PROVIDED MATERIAL:
________________________
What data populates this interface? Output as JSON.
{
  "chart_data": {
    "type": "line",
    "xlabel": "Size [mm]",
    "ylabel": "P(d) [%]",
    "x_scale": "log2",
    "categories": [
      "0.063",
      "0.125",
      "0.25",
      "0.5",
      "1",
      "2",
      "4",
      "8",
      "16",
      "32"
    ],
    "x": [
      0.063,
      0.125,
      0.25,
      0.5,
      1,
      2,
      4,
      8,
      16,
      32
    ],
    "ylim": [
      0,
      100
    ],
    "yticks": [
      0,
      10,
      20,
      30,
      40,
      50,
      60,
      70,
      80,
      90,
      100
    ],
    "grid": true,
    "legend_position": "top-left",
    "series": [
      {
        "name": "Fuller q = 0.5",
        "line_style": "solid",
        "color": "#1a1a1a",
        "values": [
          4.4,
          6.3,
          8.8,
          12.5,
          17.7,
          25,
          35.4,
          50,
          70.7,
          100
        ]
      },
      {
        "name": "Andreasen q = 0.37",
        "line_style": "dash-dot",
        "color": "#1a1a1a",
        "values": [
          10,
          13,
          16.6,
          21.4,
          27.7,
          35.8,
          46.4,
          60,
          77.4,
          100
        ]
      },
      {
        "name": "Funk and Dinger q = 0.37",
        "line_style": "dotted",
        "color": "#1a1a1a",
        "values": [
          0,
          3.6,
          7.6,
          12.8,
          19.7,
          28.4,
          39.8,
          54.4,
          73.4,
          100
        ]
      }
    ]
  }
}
________________________
WHAT IS ASKED:
Copy the material above, line for line.

FULL OUTPUT:
What data populates this interface? Output as JSON.
{
  "chart_data": {
    "type": "line",
    "xlabel": "Size [mm]",
    "ylabel": "P(d) [%]",
    "x_scale": "log2",
    "categories": [
      "0.063",
      "0.125",
      "0.25",
      "0.5",
      "1",
      "2",
      "4",
      "8",
      "16",
      "32"
    ],
    "x": [
      0.063,
      0.125,
      0.25,
      0.5,
      1,
      2,
      4,
      8,
      16,
      32
    ],
    "ylim": [
      0,
      100
    ],
    "yticks": [
      0,
      10,
      20,
      30,
      40,
      50,
      60,
      70,
      80,
      90,
      100
    ],
    "grid": true,
    "legend_position": "top-left",
    "series": [
      {
        "name": "Fuller q = 0.5",
        "line_style": "solid",
        "color": "#1a1a1a",
        "values": [
          4.4,
          6.3,
          8.8,
          12.5,
          17.7,
          25,
          35.4,
          50,
          70.7,
          100
        ]
      },
      {
        "name": "Andreasen q = 0.37",
        "line_style": "dash-dot",
        "color": "#1a1a1a",
        "values": [
          10,
          13,
          16.6,
          21.4,
          27.7,
          35.8,
          46.4,
          60,
          77.4,
          100
        ]
      },
      {
        "name": "Funk and Dinger q = 0.37",
        "line_style": "dotted",
        "color": "#1a1a1a",
        "values": [
          0,
          3.6,
          7.6,
          12.8,
          19.7,
          28.4,
          39.8,
          54.4,
          73.4,
          100
        ]
      }
    ]
  }
}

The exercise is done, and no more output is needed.